▶ **Objective**: Put the lines listed below into a JSON list of strings, one string per line and no blank lines. Begin at the line that has "tab-insert[interactable]: 插入 xyxy=(114,27,166,64)" and stop after the line that has "taskbar-reader[interactable] xyxy=(830,737,885,766)".

*** Records shown

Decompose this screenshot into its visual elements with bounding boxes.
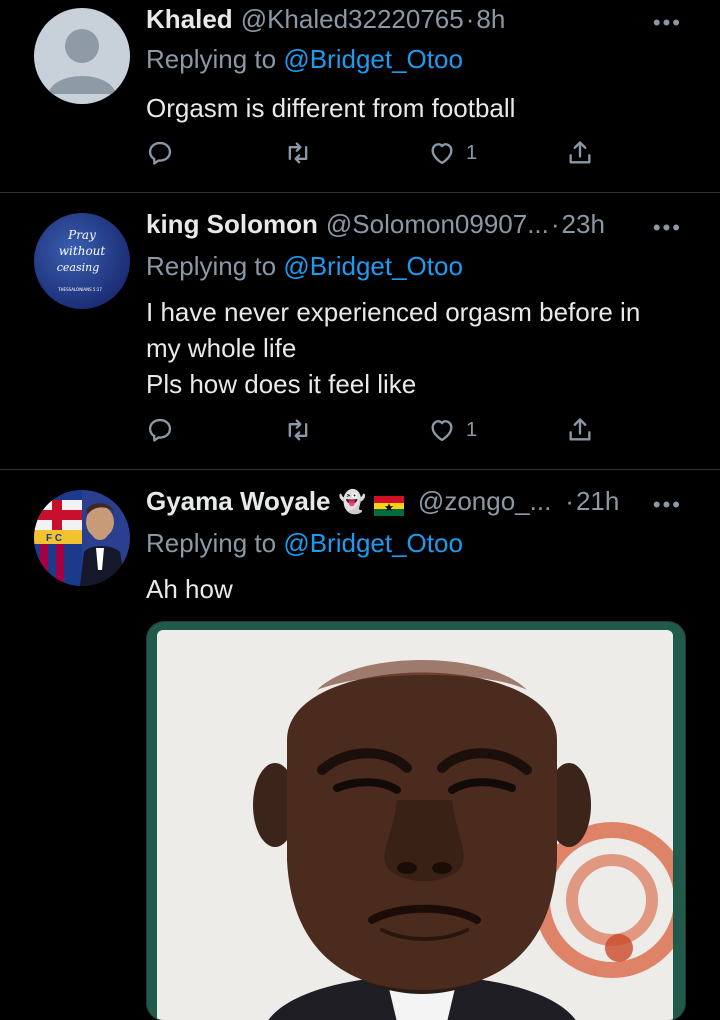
mention-link[interactable]: @Bridget_Otoo bbox=[283, 44, 463, 74]
display-name[interactable]: king Solomon bbox=[146, 209, 318, 240]
retweet-icon bbox=[288, 142, 308, 164]
like-icon bbox=[431, 143, 453, 165]
share-icon bbox=[569, 418, 591, 441]
more-icon[interactable]: ••• bbox=[653, 215, 682, 241]
tweet-header: Gyama Woyale 👻 @zongo_... · 21h bbox=[146, 486, 680, 517]
retweet-button[interactable] bbox=[284, 416, 312, 444]
tweet-media-image[interactable] bbox=[146, 621, 686, 1020]
replying-to: Replying to @Bridget_Otoo bbox=[146, 528, 463, 559]
retweet-button[interactable] bbox=[284, 139, 312, 167]
timestamp[interactable]: 23h bbox=[562, 209, 605, 240]
user-handle[interactable]: @zongo_... bbox=[418, 486, 551, 517]
ghost-emoji: 👻 bbox=[338, 488, 366, 514]
tweet-text: Orgasm is different from football bbox=[146, 90, 691, 126]
like-count: 1 bbox=[466, 418, 478, 441]
tweet-header: Khaled @Khaled32220765 · 8h bbox=[146, 4, 680, 35]
user-handle[interactable]: @Khaled32220765 bbox=[241, 4, 464, 35]
reply-button[interactable] bbox=[146, 416, 174, 444]
tweet-actions: 1 bbox=[146, 139, 606, 173]
user-handle[interactable]: @Solomon09907... bbox=[326, 209, 549, 240]
timestamp[interactable]: 21h bbox=[576, 486, 619, 517]
more-icon[interactable]: ••• bbox=[653, 492, 682, 518]
tweet-line: Orgasm is different from football bbox=[146, 93, 516, 123]
display-name[interactable]: Khaled bbox=[146, 4, 233, 35]
tweet-line: Ah how bbox=[146, 574, 233, 604]
separator-dot: · bbox=[565, 486, 574, 516]
mention-link[interactable]: @Bridget_Otoo bbox=[283, 251, 463, 281]
tweet-line: my whole life bbox=[146, 333, 297, 363]
tweet-line: Pls how does it feel like bbox=[146, 369, 417, 399]
share-button[interactable] bbox=[566, 139, 594, 167]
avatar[interactable]: Pray without ceasing THESSALONIANS 5:17 bbox=[34, 213, 130, 309]
mention-link[interactable]: @Bridget_Otoo bbox=[283, 528, 463, 558]
tweet-text: Ah how bbox=[146, 571, 691, 607]
share-icon bbox=[569, 141, 591, 164]
share-button[interactable] bbox=[566, 416, 594, 444]
avatar-text: ceasing bbox=[57, 261, 100, 274]
avatar[interactable] bbox=[34, 8, 130, 104]
display-name[interactable]: Gyama Woyale bbox=[146, 486, 331, 517]
replying-prefix: Replying to bbox=[146, 251, 284, 281]
more-icon[interactable]: ••• bbox=[653, 10, 682, 36]
like-button[interactable]: 1 bbox=[428, 139, 477, 167]
separator-dot: · bbox=[465, 4, 475, 34]
reply-icon bbox=[148, 141, 172, 165]
retweet-icon bbox=[288, 419, 308, 441]
avatar-text: Pray bbox=[67, 228, 96, 242]
tweet-line: I have never experienced orgasm before i… bbox=[146, 297, 641, 327]
avatar-text: F C bbox=[46, 533, 62, 544]
avatar[interactable]: F C bbox=[34, 490, 130, 586]
photo bbox=[157, 630, 673, 1020]
tweet-actions: 1 bbox=[146, 416, 606, 450]
replying-prefix: Replying to bbox=[146, 528, 284, 558]
default-profile-icon bbox=[48, 29, 116, 94]
reply-button[interactable] bbox=[146, 139, 174, 167]
replying-to: Replying to @Bridget_Otoo bbox=[146, 44, 463, 75]
avatar-text: THESSALONIANS 5:17 bbox=[57, 287, 102, 292]
tweet-header: king Solomon @Solomon09907... · 23h bbox=[146, 209, 680, 240]
tweet-1[interactable]: Khaled @Khaled32220765 · 8h ••• Replying… bbox=[0, 0, 720, 192]
avatar-text: without bbox=[59, 244, 106, 258]
tweet-text: I have never experienced orgasm before i… bbox=[146, 294, 691, 402]
replying-prefix: Replying to bbox=[146, 44, 284, 74]
timestamp[interactable]: 8h bbox=[476, 4, 505, 35]
separator-dot: · bbox=[550, 209, 560, 239]
reply-icon bbox=[148, 418, 172, 442]
replying-to: Replying to @Bridget_Otoo bbox=[146, 251, 463, 282]
like-icon bbox=[431, 420, 453, 442]
ghana-flag-icon bbox=[373, 492, 404, 516]
tweet-2[interactable]: Pray without ceasing THESSALONIANS 5:17 … bbox=[0, 193, 720, 469]
like-button[interactable]: 1 bbox=[428, 416, 477, 444]
like-count: 1 bbox=[466, 141, 478, 164]
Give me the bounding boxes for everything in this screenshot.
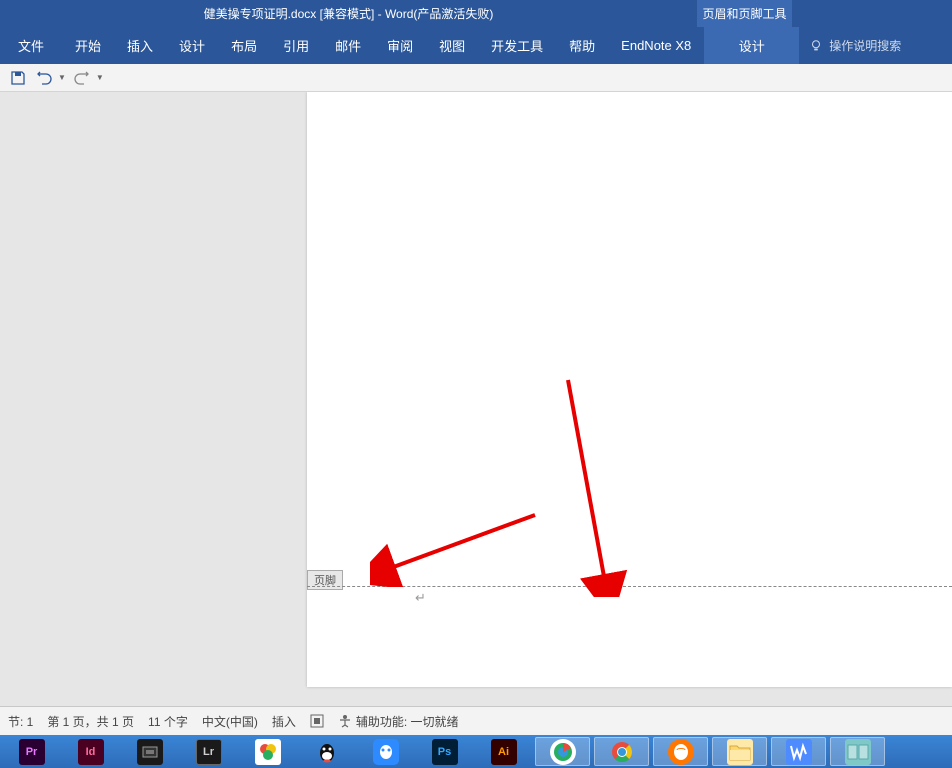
tab-insert[interactable]: 插入 xyxy=(114,27,166,64)
tab-header-footer-design[interactable]: 设计 xyxy=(704,27,799,64)
status-mode[interactable]: 插入 xyxy=(272,713,296,730)
taskbar: Pr Id Lr Ps Ai xyxy=(0,735,952,768)
document-page[interactable]: 页脚 ↵ xyxy=(307,92,952,687)
colorballs-icon xyxy=(255,739,281,765)
taskbar-baidu[interactable] xyxy=(358,737,413,766)
footer-boundary-line xyxy=(307,586,952,587)
chrome-icon xyxy=(609,739,635,765)
status-accessibility[interactable]: 辅助功能: 一切就绪 xyxy=(338,713,459,730)
qq-icon xyxy=(314,739,340,765)
status-language[interactable]: 中文(中国) xyxy=(202,713,258,730)
tell-me-search[interactable]: 操作说明搜索 xyxy=(809,37,901,54)
taskbar-media-encoder[interactable] xyxy=(122,737,177,766)
taskbar-indesign[interactable]: Id xyxy=(63,737,118,766)
footer-tag[interactable]: 页脚 xyxy=(307,570,343,590)
browser360-icon xyxy=(550,739,576,765)
status-section[interactable]: 节: 1 xyxy=(8,713,33,730)
photoshop-icon: Ps xyxy=(432,739,458,765)
taskbar-photoshop[interactable]: Ps xyxy=(417,737,472,766)
tell-me-label: 操作说明搜索 xyxy=(829,37,901,54)
taskbar-premiere[interactable]: Pr xyxy=(4,737,59,766)
tab-layout[interactable]: 布局 xyxy=(218,27,270,64)
taskbar-chrome[interactable] xyxy=(594,737,649,766)
taskbar-app-colorballs[interactable] xyxy=(240,737,295,766)
tab-file[interactable]: 文件 xyxy=(0,27,62,64)
quick-access-toolbar: ▼ ▼ xyxy=(0,64,952,92)
lightbulb-icon xyxy=(809,39,823,53)
undo-dropdown-icon[interactable]: ▼ xyxy=(58,73,66,82)
taskbar-file-explorer[interactable] xyxy=(712,737,767,766)
premiere-icon: Pr xyxy=(19,739,45,765)
accessibility-icon xyxy=(338,714,352,728)
statusbar: 节: 1 第 1 页，共 1 页 11 个字 中文(中国) 插入 辅助功能: 一… xyxy=(0,706,952,735)
reader-icon xyxy=(845,739,871,765)
taskbar-wps[interactable] xyxy=(771,737,826,766)
taskbar-reader[interactable] xyxy=(830,737,885,766)
qat-customize-dropdown-icon[interactable]: ▼ xyxy=(96,73,104,82)
taskbar-lightroom[interactable]: Lr xyxy=(181,737,236,766)
undo-button[interactable] xyxy=(34,68,54,88)
tab-references[interactable]: 引用 xyxy=(270,27,322,64)
tab-home[interactable]: 开始 xyxy=(62,27,114,64)
tab-help[interactable]: 帮助 xyxy=(556,27,608,64)
ribbon-tabs: 文件 开始 插入 设计 布局 引用 邮件 审阅 视图 开发工具 帮助 EndNo… xyxy=(0,27,952,64)
undo-icon xyxy=(36,70,52,86)
illustrator-icon: Ai xyxy=(491,739,517,765)
status-macro-icon[interactable] xyxy=(310,714,324,728)
macro-icon xyxy=(310,714,324,728)
save-icon xyxy=(10,70,26,86)
taskbar-illustrator[interactable]: Ai xyxy=(476,737,531,766)
redo-button[interactable] xyxy=(72,68,92,88)
baidu-icon xyxy=(373,739,399,765)
tab-design[interactable]: 设计 xyxy=(166,27,218,64)
encoder-icon xyxy=(137,739,163,765)
taskbar-qq[interactable] xyxy=(299,737,354,766)
window-title: 健美操专项证明.docx [兼容模式] - Word(产品激活失败) xyxy=(0,5,697,22)
lightroom-icon: Lr xyxy=(196,739,222,765)
tab-review[interactable]: 审阅 xyxy=(374,27,426,64)
tab-endnote[interactable]: EndNote X8 xyxy=(608,27,704,64)
uc-icon xyxy=(668,739,694,765)
save-button[interactable] xyxy=(8,68,28,88)
status-accessibility-label: 辅助功能: 一切就绪 xyxy=(356,713,459,730)
tab-developer[interactable]: 开发工具 xyxy=(478,27,556,64)
status-word-count[interactable]: 11 个字 xyxy=(148,713,188,730)
folder-icon xyxy=(727,739,753,765)
indesign-icon: Id xyxy=(78,739,104,765)
tab-view[interactable]: 视图 xyxy=(426,27,478,64)
context-tab-header-footer: 页眉和页脚工具 xyxy=(697,0,792,27)
redo-icon xyxy=(74,70,90,86)
wps-icon xyxy=(786,739,812,765)
status-page[interactable]: 第 1 页，共 1 页 xyxy=(47,713,134,730)
taskbar-360browser[interactable] xyxy=(535,737,590,766)
titlebar: 健美操专项证明.docx [兼容模式] - Word(产品激活失败) 页眉和页脚… xyxy=(0,0,952,27)
taskbar-uc[interactable] xyxy=(653,737,708,766)
paragraph-mark-icon: ↵ xyxy=(415,590,426,606)
document-workspace[interactable]: 页脚 ↵ xyxy=(0,92,952,706)
tab-mailings[interactable]: 邮件 xyxy=(322,27,374,64)
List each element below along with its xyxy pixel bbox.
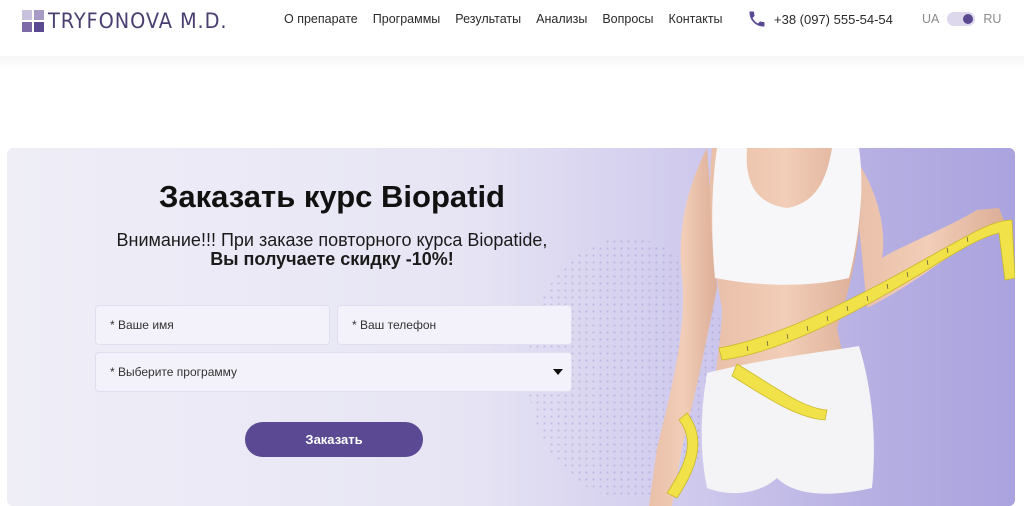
order-banner: Заказать курс Biopatid Внимание!!! При з… bbox=[7, 148, 1015, 506]
nav-item-about[interactable]: О препарате bbox=[284, 12, 358, 26]
phone-input[interactable]: * Ваш телефон bbox=[337, 305, 572, 345]
header-divider bbox=[0, 56, 1024, 70]
phone-number: +38 (097) 555-54-54 bbox=[774, 11, 893, 27]
lang-ua[interactable]: UA bbox=[922, 12, 939, 26]
model-photo bbox=[649, 148, 1015, 506]
site-header: TRYFONOVA M.D. О препарате Программы Рез… bbox=[0, 0, 1024, 42]
nav-item-questions[interactable]: Вопросы bbox=[602, 12, 653, 26]
order-subtitle: Внимание!!! При заказе повторного курса … bbox=[116, 230, 548, 250]
nav-item-analyses[interactable]: Анализы bbox=[536, 12, 587, 26]
phone-placeholder: * Ваш телефон bbox=[352, 318, 437, 332]
name-input[interactable]: * Ваше имя bbox=[95, 305, 330, 345]
order-title: Заказать курс Biopatid bbox=[158, 179, 505, 214]
phone-icon bbox=[749, 11, 765, 27]
lang-ru[interactable]: RU bbox=[983, 12, 1001, 26]
name-placeholder: * Ваше имя bbox=[110, 318, 174, 332]
main-nav: О препарате Программы Результаты Анализы… bbox=[284, 12, 738, 26]
chevron-down-icon bbox=[553, 369, 563, 375]
program-placeholder: * Выберите программу bbox=[110, 365, 237, 379]
nav-item-results[interactable]: Результаты bbox=[455, 12, 521, 26]
logo[interactable]: TRYFONOVA M.D. bbox=[22, 8, 243, 34]
program-select[interactable]: * Выберите программу bbox=[95, 352, 572, 392]
logo-text: TRYFONOVA M.D. bbox=[48, 9, 228, 33]
nav-item-programs[interactable]: Программы bbox=[373, 12, 441, 26]
order-discount: Вы получаете скидку -10%! bbox=[210, 249, 454, 269]
nav-item-contacts[interactable]: Контакты bbox=[669, 12, 723, 26]
order-submit-button[interactable]: Заказать bbox=[245, 422, 423, 457]
logo-mark-icon bbox=[22, 10, 44, 32]
header-phone[interactable]: +38 (097) 555-54-54 bbox=[747, 9, 893, 29]
lang-toggle[interactable] bbox=[947, 12, 976, 26]
language-switcher[interactable]: UA RU bbox=[922, 12, 1001, 26]
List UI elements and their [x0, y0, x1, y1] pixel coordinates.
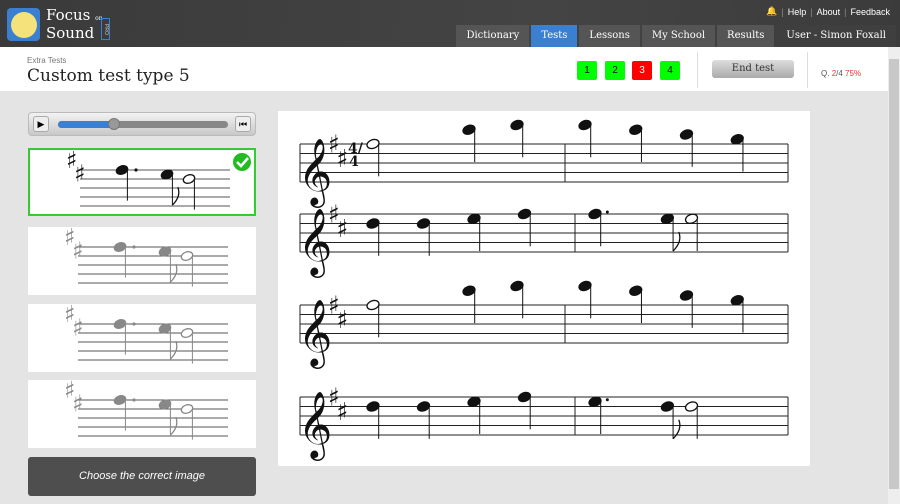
- note-head: [416, 401, 431, 412]
- note-head: [180, 251, 194, 261]
- nav-my-school[interactable]: My School: [641, 25, 716, 47]
- note-head: [462, 124, 476, 135]
- note-head: [366, 401, 380, 412]
- note-head: [366, 138, 380, 150]
- note-dot: [134, 168, 138, 172]
- note-head: [182, 174, 196, 184]
- time-signature: 4/4: [348, 141, 363, 170]
- slider-handle[interactable]: [108, 118, 121, 130]
- note-head: [366, 299, 380, 311]
- end-test-button[interactable]: End test: [712, 60, 794, 78]
- note-head: [660, 401, 675, 412]
- question-1-button[interactable]: 1: [577, 61, 597, 80]
- feedback-link[interactable]: Feedback: [850, 7, 890, 17]
- breadcrumb[interactable]: Extra Tests: [27, 56, 66, 65]
- nav-results[interactable]: Results: [717, 25, 775, 47]
- answer-option-4[interactable]: ♯ ♯: [28, 376, 256, 448]
- question-2-button[interactable]: 2: [605, 61, 625, 80]
- note-head: [679, 290, 694, 301]
- sharp-icon: ♯: [337, 144, 349, 173]
- progress-slider[interactable]: [58, 118, 228, 130]
- sharp-icon: ♯: [337, 214, 349, 243]
- note-head: [629, 285, 643, 296]
- note-flag: [169, 416, 178, 436]
- note-head: [510, 119, 524, 131]
- note-head: [517, 208, 532, 220]
- play-icon[interactable]: ▶: [33, 116, 49, 132]
- note-head: [113, 319, 127, 329]
- sharp-icon: ♯: [337, 305, 349, 334]
- note-head: [510, 280, 524, 292]
- note-head: [578, 280, 592, 292]
- note-dot: [132, 398, 136, 402]
- note-flag: [672, 419, 681, 440]
- note-head: [180, 404, 194, 414]
- sharp-icon: ♯: [72, 237, 83, 265]
- note-dot: [132, 322, 136, 326]
- note-flag: [672, 231, 681, 252]
- note-head: [517, 391, 532, 403]
- nav-lessons[interactable]: Lessons: [579, 25, 640, 47]
- note-head: [588, 208, 602, 220]
- sharp-icon: ♯: [72, 314, 83, 342]
- brand-name: Focus on Sound: [46, 6, 103, 42]
- note-head: [629, 124, 643, 135]
- answer-option-3[interactable]: ♯ ♯: [28, 300, 256, 372]
- note-dot: [132, 245, 136, 249]
- nav-tests[interactable]: Tests: [531, 25, 578, 47]
- bell-icon[interactable]: 🔔: [766, 6, 777, 17]
- note-flag: [171, 186, 180, 206]
- note-head: [462, 285, 476, 296]
- skip-back-icon[interactable]: ⏮: [235, 116, 251, 132]
- music-score: 𝄞 ♯ ♯ 𝄞 ♯ ♯ 𝄞 ♯ ♯ 𝄞 ♯ ♯ 4/4: [278, 111, 810, 466]
- question-status: Q. 2/4 75%: [821, 69, 862, 78]
- help-link[interactable]: Help: [788, 7, 807, 17]
- logo[interactable]: [7, 8, 40, 41]
- top-bar: Focus on Sound PRO 🔔 | Help | About | Feedba…: [0, 0, 900, 47]
- note-flag: [169, 340, 178, 360]
- note-dot: [605, 210, 609, 214]
- note-dot: [605, 398, 609, 402]
- answer-option-1[interactable]: ♯ ♯: [28, 146, 256, 216]
- question-4-button[interactable]: 4: [660, 61, 680, 80]
- check-icon: [233, 153, 251, 171]
- audio-player: ▶ ⏮: [28, 112, 256, 136]
- note-head: [684, 401, 699, 412]
- page-title: Custom test type 5: [27, 66, 190, 86]
- note-head: [578, 119, 592, 131]
- sharp-icon: ♯: [337, 397, 349, 426]
- scrollbar[interactable]: [888, 47, 900, 504]
- nav-dictionary[interactable]: Dictionary: [456, 25, 530, 47]
- note-head: [113, 242, 127, 252]
- page-header: Extra Tests Custom test type 5 1 2 3 4 E…: [0, 47, 888, 91]
- note-head: [416, 218, 431, 229]
- choose-instruction: Choose the correct image: [28, 457, 256, 496]
- question-3-button[interactable]: 3: [632, 61, 652, 80]
- answer-option-2[interactable]: ♯ ♯: [28, 223, 256, 295]
- note-head: [366, 218, 380, 229]
- sharp-icon: ♯: [72, 390, 83, 418]
- note-head: [180, 328, 194, 338]
- note-head: [679, 129, 694, 140]
- note-head: [115, 165, 129, 175]
- about-link[interactable]: About: [817, 7, 841, 17]
- note-flag: [169, 263, 178, 283]
- sharp-icon: ♯: [74, 160, 85, 188]
- note-head: [113, 395, 127, 405]
- nav-user[interactable]: User - Simon Foxall: [776, 25, 896, 47]
- pro-badge: PRO: [101, 18, 110, 40]
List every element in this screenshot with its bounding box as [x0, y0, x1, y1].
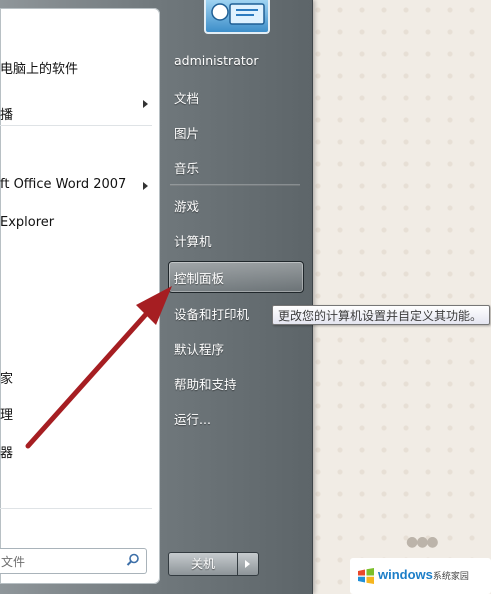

******

▶ **In response**:
[
  "tab-insert[interactable]: 插入 xyxy=(114,27,166,64)",
  "tab-header-footer-design[interactable]: 设计 xyxy=(704,27,799,64)",
  "status-mode[interactable]: 插入 xyxy=(272,713,296,730)",
  "taskbar: Pr Id Lr Ps Ai xyxy=(0,735,952,768)",
  "document-page[interactable]: 页脚 ↵ xyxy=(307,92,952,687)",
  "colorballs-icon xyxy=(255,739,281,765)",
  "taskbar-baidu[interactable] xyxy=(358,737,413,766)",
  "footer-boundary-line xyxy=(307,586,952,587)",
  "chrome-icon xyxy=(609,739,635,765)",
  "status-accessibility[interactable]: 辅助功能: 一切就绪 xyxy=(338,713,459,730)",
  "qq-icon xyxy=(314,739,340,765)",
  "status-language[interactable]: 中文(中国) xyxy=(202,713,258,730)",
  "tell-me-search[interactable]: 操作说明搜索 xyxy=(809,37,901,54)",
  "taskbar-media-encoder[interactable] xyxy=(122,737,177,766)",
  "taskbar-indesign[interactable]: Id xyxy=(63,737,118,766)",
  "footer-tag[interactable]: 页脚 xyxy=(307,570,343,590)",
  "browser360-icon xyxy=(550,739,576,765)",
  "status-section[interactable]: 节: 1 xyxy=(8,713,33,730)",
  "photoshop-icon: Ps xyxy=(432,739,458,765)",
  "taskbar-photoshop[interactable]: Ps xyxy=(417,737,472,766)",
  "tell-me-label: 操作说明搜索 xyxy=(829,37,901,54)",
  "taskbar-premiere[interactable]: Pr xyxy=(4,737,59,766)",
  "tab-layout[interactable]: 布局 xyxy=(218,27,270,64)",
  "taskbar-chrome[interactable] xyxy=(594,737,649,766)",
  "taskbar-app-colorballs[interactable] xyxy=(240,737,295,766)",
  "tab-file[interactable]: 文件 xyxy=(0,27,62,64)",
  "quick-access-toolbar: ▼ ▼ xyxy=(0,64,952,92)",
  "lightbulb-icon xyxy=(809,39,823,53)",
  "undo-dropdown-icon[interactable]: ▼ xyxy=(58,73,66,82)",
  "taskbar-file-explorer[interactable] xyxy=(712,737,767,766)",
  "premiere-icon: Pr xyxy=(19,739,45,765)",
  "accessibility-icon xyxy=(338,714,352,728)",
  "statusbar: 节: 1 第 1 页，共 1 页 11 个字 中文(中国) 插入 辅助功能: 一… xyxy=(0,706,952,735)",
  "reader-icon xyxy=(845,739,871,765)",
  "taskbar-wps[interactable] xyxy=(771,737,826,766)",
  "taskbar-reader[interactable] xyxy=(830,737,885,766)"
]